PROVIDED INFORMATION:
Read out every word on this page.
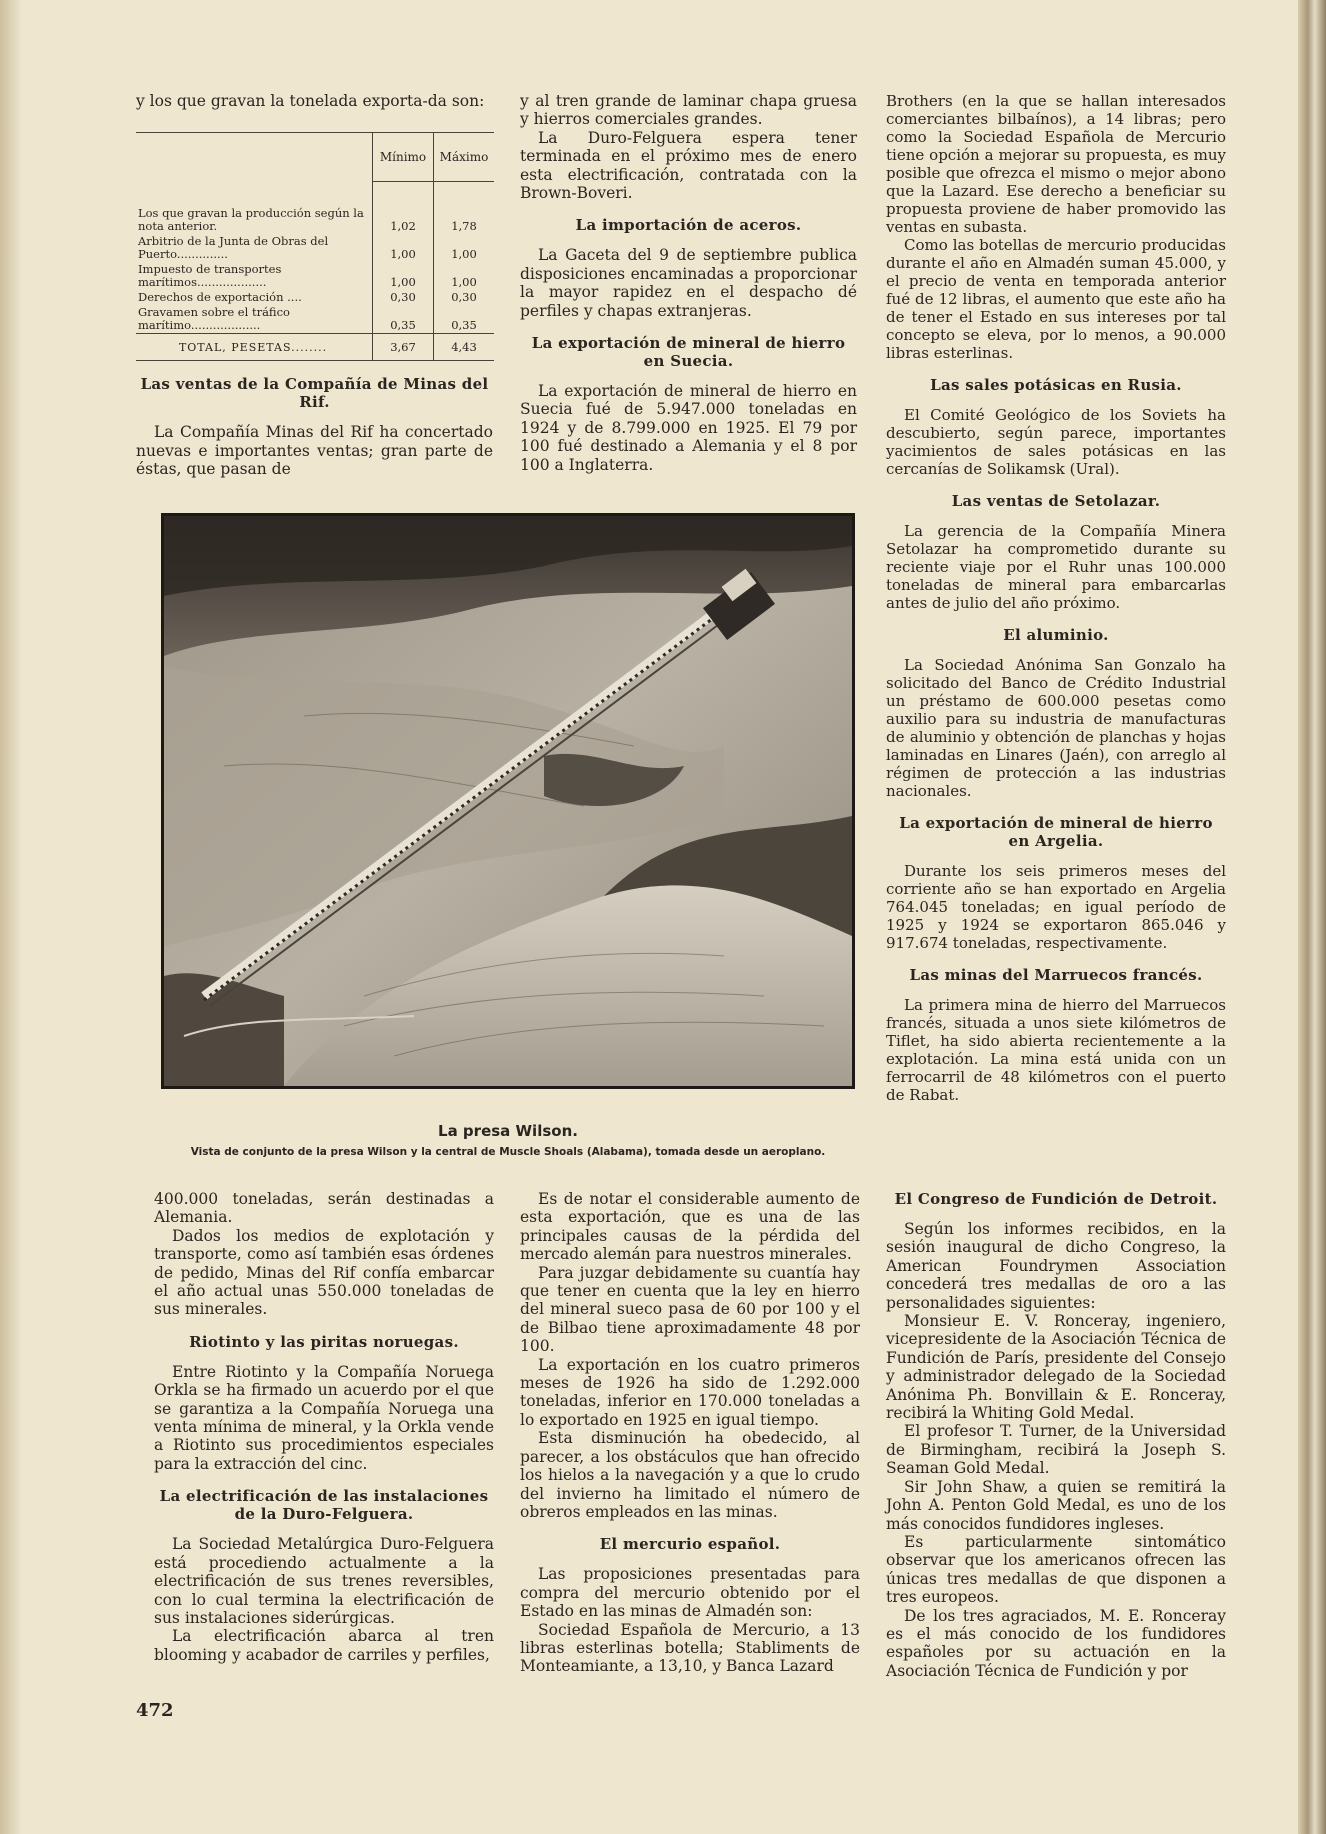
y los que gravan la tonelada exporta-da son:

	Mínimo	Máximo

Los que gravan la producción según la nota anterior.	1,02	1,78
Arbitrio de la Junta de Obras del Puerto..............	1,00	1,00
Impuesto de transportes marítimos...................	1,00	1,00
Derechos de exportación ....	0,30	0,30
Gravamen sobre el tráfico marítimo...................	0,35	0,35
TOTAL, PESETAS........	3,67	4,43
Las ventas de la Compañía de Minas del Rif.

La Compañía Minas del Rif ha concertado nuevas e importantes ventas; gran parte de éstas, que pasan de

y al tren grande de laminar chapa gruesa y hierros comerciales grandes.

La Duro-Felguera espera tener terminada en el próximo mes de enero esta electrificación, contratada con la Brown-Boveri.

La importación de aceros.

La Gaceta del 9 de septiembre publica disposiciones encaminadas a proporcionar la mayor rapidez en el despacho dé perfiles y chapas extranjeras.

La exportación de mineral de hierro en Suecia.

La exportación de mineral de hierro en Suecia fué de 5.947.000 toneladas en 1924 y de 8.799.000 en 1925. El 79 por 100 fué destinado a Alemania y el 8 por 100 a Inglaterra.

Brothers (en la que se hallan interesados comerciantes bilbaínos), a 14 libras; pero como la Sociedad Española de Mercurio tiene opción a mejorar su propuesta, es muy posible que ofrezca el mismo o mejor abono que la Lazard. Ese derecho a beneficiar su propuesta proviene de haber promovido las ventas en subasta.

Como las botellas de mercurio producidas durante el año en Almadén suman 45.000, y el precio de venta en temporada anterior fué de 12 libras, el aumento que este año ha de tener el Estado en sus intereses por tal concepto se eleva, por lo menos, a 90.000 libras esterlinas.

Las sales potásicas en Rusia.

El Comité Geológico de los Soviets ha descubierto, según parece, importantes yacimientos de sales potásicas en las cercanías de Solikamsk (Ural).

Las ventas de Setolazar.

La gerencia de la Compañía Minera Setolazar ha comprometido durante su reciente viaje por el Ruhr unas 100.000 toneladas de mineral para embarcarlas antes de julio del año próximo.

El aluminio.

La Sociedad Anónima San Gonzalo ha solicitado del Banco de Crédito Industrial un préstamo de 600.000 pesetas como auxilio para su industria de manufacturas de aluminio y obtención de planchas y hojas laminadas en Linares (Jaén), con arreglo al régimen de protección a las industrias nacionales.

La exportación de mineral de hierro en Argelia.

Durante los seis primeros meses del corriente año se han exportado en Argelia 764.045 toneladas; en igual período de 1925 y 1924 se exportaron 865.046 y 917.674 toneladas, respectivamente.

Las minas del Marruecos francés.

La primera mina de hierro del Marruecos francés, situada a unos siete kilómetros de Tiflet, ha sido abierta recientemente a la explotación. La mina está unida con un ferrocarril de 48 kilómetros con el puerto de Rabat.

La presa Wilson.
Vista de conjunto de la presa Wilson y la central de Muscle Shoals (Alabama), tomada desde un aeroplano.

400.000 toneladas, serán destinadas a Alemania.

Dados los medios de explotación y transporte, como así también esas órdenes de pedido, Minas del Rif confía embarcar el año actual unas 550.000 toneladas de sus minerales.

Riotinto y las piritas noruegas.

Entre Riotinto y la Compañía Noruega Orkla se ha firmado un acuerdo por el que se garantiza a la Compañía Noruega una venta mínima de mineral, y la Orkla vende a Riotinto sus procedimientos especiales para la extracción del cinc.

La electrificación de las instalaciones de la Duro-Felguera.

La Sociedad Metalúrgica Duro-Felguera está procediendo actualmente a la electrificación de sus trenes reversibles, con lo cual termina la electrificación de sus instalaciones siderúrgicas.

La electrificación abarca al tren blooming y acabador de carriles y perfiles,

Es de notar el considerable aumento de esta exportación, que es una de las principales causas de la pérdida del mercado alemán para nuestros minerales.

Para juzgar debidamente su cuantía hay que tener en cuenta que la ley en hierro del mineral sueco pasa de 60 por 100 y el de Bilbao tiene aproximadamente 48 por 100.

La exportación en los cuatro primeros meses de 1926 ha sido de 1.292.000 toneladas, inferior en 170.000 toneladas a lo exportado en 1925 en igual tiempo.

Esta disminución ha obedecido, al parecer, a los obstáculos que han ofrecido los hielos a la navegación y a que lo crudo del invierno ha limitado el número de obreros empleados en las minas.

El mercurio español.

Las proposiciones presentadas para compra del mercurio obtenido por el Estado en las minas de Almadén son:

Sociedad Española de Mercurio, a 13 libras esterlinas botella; Stabliments de Monteamiante, a 13,10, y Banca Lazard

El Congreso de Fundición de Detroit.

Según los informes recibidos, en la sesión inaugural de dicho Congreso, la American Foundrymen Association concederá tres medallas de oro a las personalidades siguientes:

Monsieur E. V. Ronceray, ingeniero, vicepresidente de la Asociación Técnica de Fundición de París, presidente del Consejo y administrador delegado de la Sociedad Anónima Ph. Bonvillain & E. Ronceray, recibirá la Whiting Gold Medal.

El profesor T. Turner, de la Universidad de Birmingham, recibirá la Joseph S. Seaman Gold Medal.

Sir John Shaw, a quien se remitirá la John A. Penton Gold Medal, es uno de los más conocidos fundidores ingleses.

Es particularmente sintomático observar que los americanos ofrecen las únicas tres medallas de que disponen a tres europeos.

De los tres agraciados, M. E. Ronceray es el más conocido de los fundidores españoles por su actuación en la Asociación Técnica de Fundición y por

472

WRITTEN INSTRUCTION:
From the listing above, copy out each line where the word "Congreso" appears.

RESULT OF THE TASK:
El Congreso de Fundición de Detroit.
Según los informes recibidos, en la sesión inaugural de dicho Congreso, la American Foundrymen Association concederá tres medallas de oro a las personalidades siguientes:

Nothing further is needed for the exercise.